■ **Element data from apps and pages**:

......

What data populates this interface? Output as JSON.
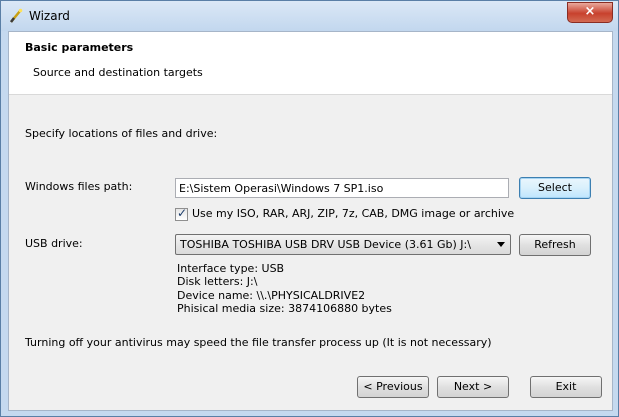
{
  "window": {
    "title": "Wizard",
    "close_glyph": "×"
  },
  "header": {
    "title": "Basic parameters",
    "subtitle": "Source and destination targets"
  },
  "instructions": "Specify locations of files and drive:",
  "windows_files": {
    "label": "Windows files path:",
    "path_value": "E:\\Sistem Operasi\\Windows 7 SP1.iso",
    "select_label": "Select"
  },
  "archive_option": {
    "checked": true,
    "label": "Use my ISO, RAR, ARJ, ZIP, 7z, CAB, DMG image or archive"
  },
  "usb": {
    "label": "USB drive:",
    "selected_drive": "TOSHIBA TOSHIBA USB DRV USB Device (3.61 Gb) J:\\",
    "refresh_label": "Refresh",
    "info": {
      "interface": "Interface type: USB",
      "disk_letters": "Disk letters: J:\\",
      "device_name": "Device name: \\\\.\\PHYSICALDRIVE2",
      "media_size": "Phisical media size: 3874106880 bytes"
    }
  },
  "antivirus_note": "Turning off your antivirus may speed the file transfer process up (It is not necessary)",
  "buttons": {
    "previous": "< Previous",
    "next": "Next >",
    "exit": "Exit"
  },
  "icons": {
    "title_icon": "wand-icon",
    "close": "close-icon",
    "dropdown": "chevron-down-icon",
    "check": "checkmark-icon"
  }
}
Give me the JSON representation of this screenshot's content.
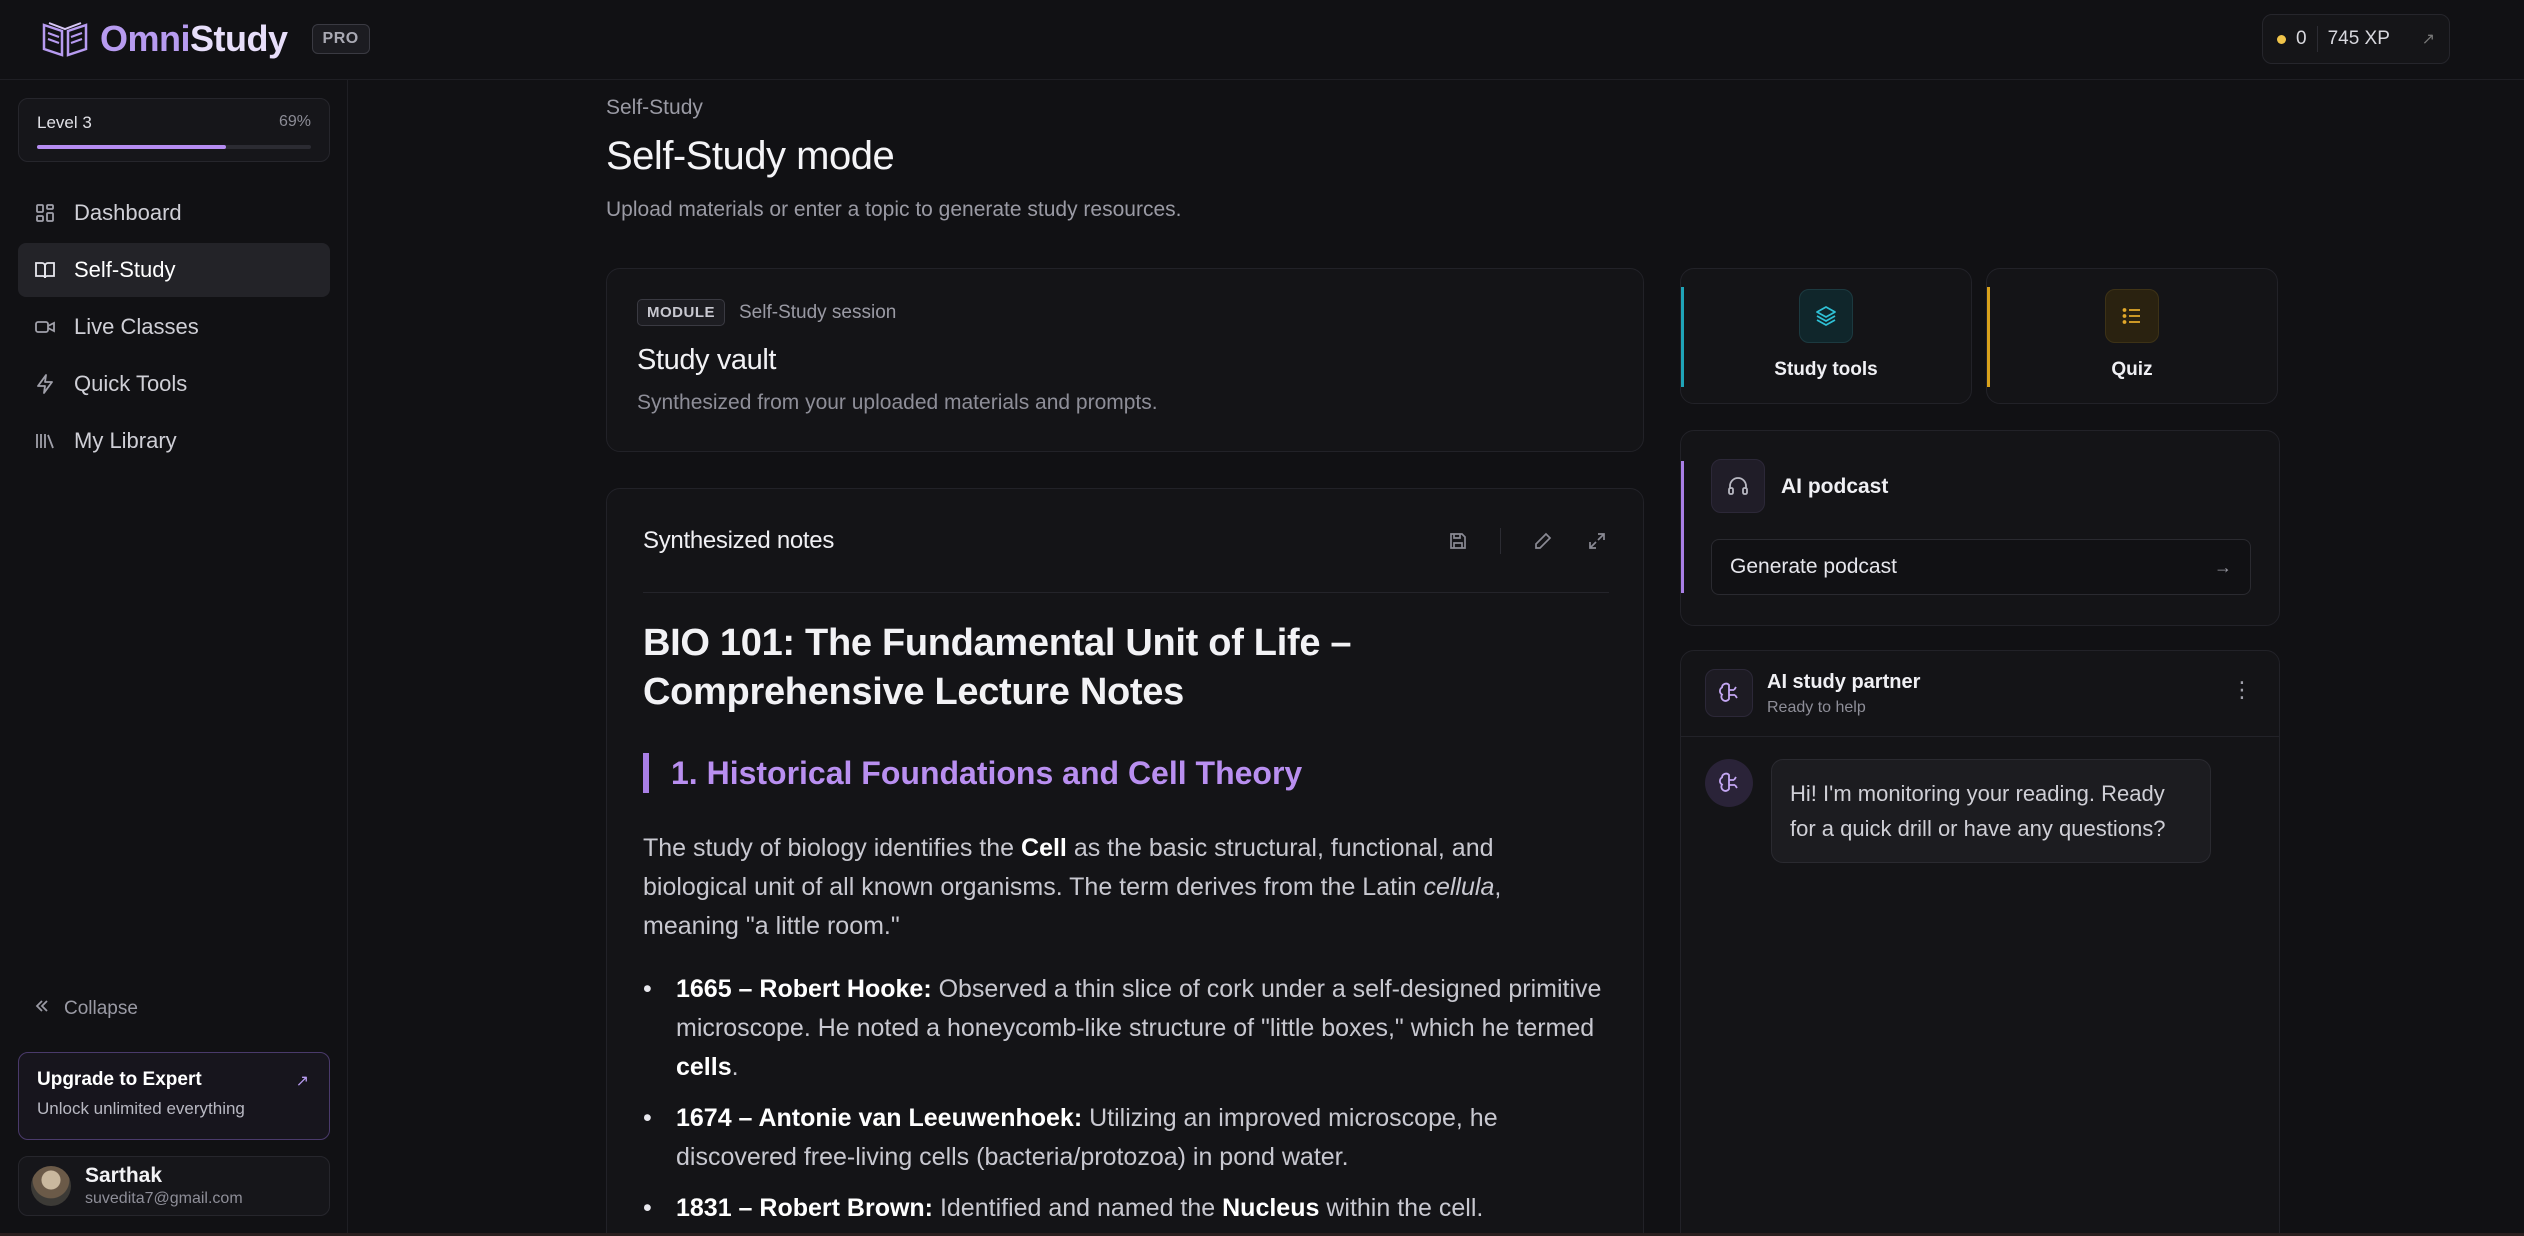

......

■ **Work instructions**:
Please reproduce every entry above exactly, but leave out the pictures.

■ **Answer box**:
What data populates this interface? Output as JSON.
{
  "window": {
    "title": "Wizard",
    "close_glyph": "×"
  },
  "header": {
    "title": "Basic parameters",
    "subtitle": "Source and destination targets"
  },
  "instructions": "Specify locations of files and drive:",
  "windows_files": {
    "label": "Windows files path:",
    "path_value": "E:\\Sistem Operasi\\Windows 7 SP1.iso",
    "select_label": "Select"
  },
  "archive_option": {
    "checked": true,
    "label": "Use my ISO, RAR, ARJ, ZIP, 7z, CAB, DMG image or archive"
  },
  "usb": {
    "label": "USB drive:",
    "selected_drive": "TOSHIBA TOSHIBA USB DRV USB Device (3.61 Gb) J:\\",
    "refresh_label": "Refresh",
    "info": {
      "interface": "Interface type: USB",
      "disk_letters": "Disk letters: J:\\",
      "device_name": "Device name: \\\\.\\PHYSICALDRIVE2",
      "media_size": "Phisical media size: 3874106880 bytes"
    }
  },
  "antivirus_note": "Turning off your antivirus may speed the file transfer process up (It is not necessary)",
  "buttons": {
    "previous": "< Previous",
    "next": "Next >",
    "exit": "Exit"
  },
  "icons": {
    "title_icon": "wand-icon",
    "close": "close-icon",
    "dropdown": "chevron-down-icon",
    "check": "checkmark-icon"
  }
}
Give me the JSON representation of this screenshot's content.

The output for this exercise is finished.